• **Task prompt**
Extract the full set of records, then give each one again exactly.

Source data
______

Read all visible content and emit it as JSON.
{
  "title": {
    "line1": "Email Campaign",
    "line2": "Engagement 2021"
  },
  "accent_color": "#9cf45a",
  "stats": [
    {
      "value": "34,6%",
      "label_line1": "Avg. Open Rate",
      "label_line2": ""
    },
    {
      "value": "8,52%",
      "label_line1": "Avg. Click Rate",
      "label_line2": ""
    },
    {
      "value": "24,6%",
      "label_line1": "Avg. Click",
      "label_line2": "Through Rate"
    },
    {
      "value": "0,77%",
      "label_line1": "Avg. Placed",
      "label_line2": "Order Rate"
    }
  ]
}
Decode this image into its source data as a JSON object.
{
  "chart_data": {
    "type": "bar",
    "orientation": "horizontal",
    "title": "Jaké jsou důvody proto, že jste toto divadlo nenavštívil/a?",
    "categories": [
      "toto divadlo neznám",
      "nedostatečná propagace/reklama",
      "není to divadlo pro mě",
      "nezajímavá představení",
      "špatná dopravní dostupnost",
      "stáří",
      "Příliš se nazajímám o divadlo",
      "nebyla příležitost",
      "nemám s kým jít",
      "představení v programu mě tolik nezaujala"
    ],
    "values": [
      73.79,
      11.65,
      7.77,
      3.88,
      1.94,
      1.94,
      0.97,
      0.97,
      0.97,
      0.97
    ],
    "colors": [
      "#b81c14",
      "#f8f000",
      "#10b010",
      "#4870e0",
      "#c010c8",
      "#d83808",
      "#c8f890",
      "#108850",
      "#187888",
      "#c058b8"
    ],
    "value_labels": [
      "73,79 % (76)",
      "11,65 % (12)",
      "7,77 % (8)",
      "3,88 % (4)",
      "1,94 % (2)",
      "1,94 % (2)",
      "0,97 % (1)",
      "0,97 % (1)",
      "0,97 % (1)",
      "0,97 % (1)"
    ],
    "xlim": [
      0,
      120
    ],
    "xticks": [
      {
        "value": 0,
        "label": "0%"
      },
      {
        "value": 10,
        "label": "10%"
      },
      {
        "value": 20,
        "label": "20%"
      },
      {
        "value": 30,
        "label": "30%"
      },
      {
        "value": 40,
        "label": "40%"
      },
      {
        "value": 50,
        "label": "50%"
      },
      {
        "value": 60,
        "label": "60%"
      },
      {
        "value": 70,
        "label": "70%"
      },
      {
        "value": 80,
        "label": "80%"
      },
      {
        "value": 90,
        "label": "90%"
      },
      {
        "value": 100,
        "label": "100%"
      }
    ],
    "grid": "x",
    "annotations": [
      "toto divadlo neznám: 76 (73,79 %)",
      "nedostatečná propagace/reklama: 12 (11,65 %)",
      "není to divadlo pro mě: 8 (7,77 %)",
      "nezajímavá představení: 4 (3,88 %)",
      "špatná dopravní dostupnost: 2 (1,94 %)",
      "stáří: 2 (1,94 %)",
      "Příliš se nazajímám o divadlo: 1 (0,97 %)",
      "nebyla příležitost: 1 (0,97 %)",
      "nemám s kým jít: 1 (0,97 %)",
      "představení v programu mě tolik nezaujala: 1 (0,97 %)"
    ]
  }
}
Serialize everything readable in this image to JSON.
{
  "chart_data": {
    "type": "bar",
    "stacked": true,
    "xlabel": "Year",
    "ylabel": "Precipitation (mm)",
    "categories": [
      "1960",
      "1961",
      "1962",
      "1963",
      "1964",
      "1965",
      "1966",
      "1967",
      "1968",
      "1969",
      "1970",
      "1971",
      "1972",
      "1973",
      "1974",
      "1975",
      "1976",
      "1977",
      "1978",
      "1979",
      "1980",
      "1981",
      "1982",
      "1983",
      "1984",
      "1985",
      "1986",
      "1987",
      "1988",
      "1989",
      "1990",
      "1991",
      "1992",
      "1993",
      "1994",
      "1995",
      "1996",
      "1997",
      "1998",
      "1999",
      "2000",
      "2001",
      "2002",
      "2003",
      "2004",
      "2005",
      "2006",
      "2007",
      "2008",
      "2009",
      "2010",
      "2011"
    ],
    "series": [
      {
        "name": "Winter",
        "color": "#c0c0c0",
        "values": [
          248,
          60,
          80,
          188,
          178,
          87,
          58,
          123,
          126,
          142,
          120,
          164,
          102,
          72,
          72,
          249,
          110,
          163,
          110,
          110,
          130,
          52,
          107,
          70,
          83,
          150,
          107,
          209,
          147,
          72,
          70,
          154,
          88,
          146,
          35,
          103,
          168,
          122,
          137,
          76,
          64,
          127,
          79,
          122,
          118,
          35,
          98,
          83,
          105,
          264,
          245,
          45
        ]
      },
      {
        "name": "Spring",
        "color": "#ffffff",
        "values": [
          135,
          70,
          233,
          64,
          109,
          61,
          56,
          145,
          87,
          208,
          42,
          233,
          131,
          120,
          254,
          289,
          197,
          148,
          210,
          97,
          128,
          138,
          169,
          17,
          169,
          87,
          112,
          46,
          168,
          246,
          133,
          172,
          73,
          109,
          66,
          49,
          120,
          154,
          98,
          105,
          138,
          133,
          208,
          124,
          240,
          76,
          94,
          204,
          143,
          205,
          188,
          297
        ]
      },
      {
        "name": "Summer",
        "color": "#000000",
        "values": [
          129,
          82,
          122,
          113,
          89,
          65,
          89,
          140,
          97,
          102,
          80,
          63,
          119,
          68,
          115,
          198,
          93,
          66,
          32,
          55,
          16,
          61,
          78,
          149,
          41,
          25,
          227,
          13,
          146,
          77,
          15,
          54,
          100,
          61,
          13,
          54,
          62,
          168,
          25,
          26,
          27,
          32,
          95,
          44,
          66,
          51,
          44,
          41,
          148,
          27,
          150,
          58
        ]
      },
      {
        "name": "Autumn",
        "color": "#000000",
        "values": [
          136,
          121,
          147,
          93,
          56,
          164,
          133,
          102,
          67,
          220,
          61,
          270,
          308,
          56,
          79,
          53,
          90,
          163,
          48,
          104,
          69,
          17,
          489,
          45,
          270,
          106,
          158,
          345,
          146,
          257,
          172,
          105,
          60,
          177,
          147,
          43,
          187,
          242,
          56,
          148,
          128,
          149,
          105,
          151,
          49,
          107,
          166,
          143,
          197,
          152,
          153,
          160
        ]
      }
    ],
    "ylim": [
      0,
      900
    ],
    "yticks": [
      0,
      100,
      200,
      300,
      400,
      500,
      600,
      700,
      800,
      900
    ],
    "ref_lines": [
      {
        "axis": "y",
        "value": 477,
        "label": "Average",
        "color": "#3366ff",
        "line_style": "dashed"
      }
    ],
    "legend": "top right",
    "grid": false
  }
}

______

• **Solution to the exercise**
Read all visible content and emit it as JSON.
{
  "title": {
    "line1": "Email Campaign",
    "line2": "Engagement 2021"
  },
  "accent_color": "#9cf45a",
  "stats": [
    {
      "value": "34,6%",
      "label_line1": "Avg. Open Rate",
      "label_line2": ""
    },
    {
      "value": "8,52%",
      "label_line1": "Avg. Click Rate",
      "label_line2": ""
    },
    {
      "value": "24,6%",
      "label_line1": "Avg. Click",
      "label_line2": "Through Rate"
    },
    {
      "value": "0,77%",
      "label_line1": "Avg. Placed",
      "label_line2": "Order Rate"
    }
  ]
}
Decode this image into its source data as a JSON object.
{
  "chart_data": {
    "type": "bar",
    "orientation": "horizontal",
    "title": "Jaké jsou důvody proto, že jste toto divadlo nenavštívil/a?",
    "categories": [
      "toto divadlo neznám",
      "nedostatečná propagace/reklama",
      "není to divadlo pro mě",
      "nezajímavá představení",
      "špatná dopravní dostupnost",
      "stáří",
      "Příliš se nazajímám o divadlo",
      "nebyla příležitost",
      "nemám s kým jít",
      "představení v programu mě tolik nezaujala"
    ],
    "values": [
      73.79,
      11.65,
      7.77,
      3.88,
      1.94,
      1.94,
      0.97,
      0.97,
      0.97,
      0.97
    ],
    "colors": [
      "#b81c14",
      "#f8f000",
      "#10b010",
      "#4870e0",
      "#c010c8",
      "#d83808",
      "#c8f890",
      "#108850",
      "#187888",
      "#c058b8"
    ],
    "value_labels": [
      "73,79 % (76)",
      "11,65 % (12)",
      "7,77 % (8)",
      "3,88 % (4)",
      "1,94 % (2)",
      "1,94 % (2)",
      "0,97 % (1)",
      "0,97 % (1)",
      "0,97 % (1)",
      "0,97 % (1)"
    ],
    "xlim": [
      0,
      120
    ],
    "xticks": [
      {
        "value": 0,
        "label": "0%"
      },
      {
        "value": 10,
        "label": "10%"
      },
      {
        "value": 20,
        "label": "20%"
      },
      {
        "value": 30,
        "label": "30%"
      },
      {
        "value": 40,
        "label": "40%"
      },
      {
        "value": 50,
        "label": "50%"
      },
      {
        "value": 60,
        "label": "60%"
      },
      {
        "value": 70,
        "label": "70%"
      },
      {
        "value": 80,
        "label": "80%"
      },
      {
        "value": 90,
        "label": "90%"
      },
      {
        "value": 100,
        "label": "100%"
      }
    ],
    "grid": "x",
    "annotations": [
      "toto divadlo neznám: 76 (73,79 %)",
      "nedostatečná propagace/reklama: 12 (11,65 %)",
      "není to divadlo pro mě: 8 (7,77 %)",
      "nezajímavá představení: 4 (3,88 %)",
      "špatná dopravní dostupnost: 2 (1,94 %)",
      "stáří: 2 (1,94 %)",
      "Příliš se nazajímám o divadlo: 1 (0,97 %)",
      "nebyla příležitost: 1 (0,97 %)",
      "nemám s kým jít: 1 (0,97 %)",
      "představení v programu mě tolik nezaujala: 1 (0,97 %)"
    ]
  }
}
Serialize everything readable in this image to JSON.
{
  "chart_data": {
    "type": "bar",
    "stacked": true,
    "xlabel": "Year",
    "ylabel": "Precipitation (mm)",
    "categories": [
      "1960",
      "1961",
      "1962",
      "1963",
      "1964",
      "1965",
      "1966",
      "1967",
      "1968",
      "1969",
      "1970",
      "1971",
      "1972",
      "1973",
      "1974",
      "1975",
      "1976",
      "1977",
      "1978",
      "1979",
      "1980",
      "1981",
      "1982",
      "1983",
      "1984",
      "1985",
      "1986",
      "1987",
      "1988",
      "1989",
      "1990",
      "1991",
      "1992",
      "1993",
      "1994",
      "1995",
      "1996",
      "1997",
      "1998",
      "1999",
      "2000",
      "2001",
      "2002",
      "2003",
      "2004",
      "2005",
      "2006",
      "2007",
      "2008",
      "2009",
      "2010",
      "2011"
    ],
    "series": [
      {
        "name": "Winter",
        "color": "#c0c0c0",
        "values": [
          248,
          60,
          80,
          188,
          178,
          87,
          58,
          123,
          126,
          142,
          120,
          164,
          102,
          72,
          72,
          249,
          110,
          163,
          110,
          110,
          130,
          52,
          107,
          70,
          83,
          150,
          107,
          209,
          147,
          72,
          70,
          154,
          88,
          146,
          35,
          103,
          168,
          122,
          137,
          76,
          64,
          127,
          79,
          122,
          118,
          35,
          98,
          83,
          105,
          264,
          245,
          45
        ]
      },
      {
        "name": "Spring",
        "color": "#ffffff",
        "values": [
          135,
          70,
          233,
          64,
          109,
          61,
          56,
          145,
          87,
          208,
          42,
          233,
          131,
          120,
          254,
          289,
          197,
          148,
          210,
          97,
          128,
          138,
          169,
          17,
          169,
          87,
          112,
          46,
          168,
          246,
          133,
          172,
          73,
          109,
          66,
          49,
          120,
          154,
          98,
          105,
          138,
          133,
          208,
          124,
          240,
          76,
          94,
          204,
          143,
          205,
          188,
          297
        ]
      },
      {
        "name": "Summer",
        "color": "#000000",
        "values": [
          129,
          82,
          122,
          113,
          89,
          65,
          89,
          140,
          97,
          102,
          80,
          63,
          119,
          68,
          115,
          198,
          93,
          66,
          32,
          55,
          16,
          61,
          78,
          149,
          41,
          25,
          227,
          13,
          146,
          77,
          15,
          54,
          100,
          61,
          13,
          54,
          62,
          168,
          25,
          26,
          27,
          32,
          95,
          44,
          66,
          51,
          44,
          41,
          148,
          27,
          150,
          58
        ]
      },
      {
        "name": "Autumn",
        "color": "#000000",
        "values": [
          136,
          121,
          147,
          93,
          56,
          164,
          133,
          102,
          67,
          220,
          61,
          270,
          308,
          56,
          79,
          53,
          90,
          163,
          48,
          104,
          69,
          17,
          489,
          45,
          270,
          106,
          158,
          345,
          146,
          257,
          172,
          105,
          60,
          177,
          147,
          43,
          187,
          242,
          56,
          148,
          128,
          149,
          105,
          151,
          49,
          107,
          166,
          143,
          197,
          152,
          153,
          160
        ]
      }
    ],
    "ylim": [
      0,
      900
    ],
    "yticks": [
      0,
      100,
      200,
      300,
      400,
      500,
      600,
      700,
      800,
      900
    ],
    "ref_lines": [
      {
        "axis": "y",
        "value": 477,
        "label": "Average",
        "color": "#3366ff",
        "line_style": "dashed"
      }
    ],
    "legend": "top right",
    "grid": false
  }
}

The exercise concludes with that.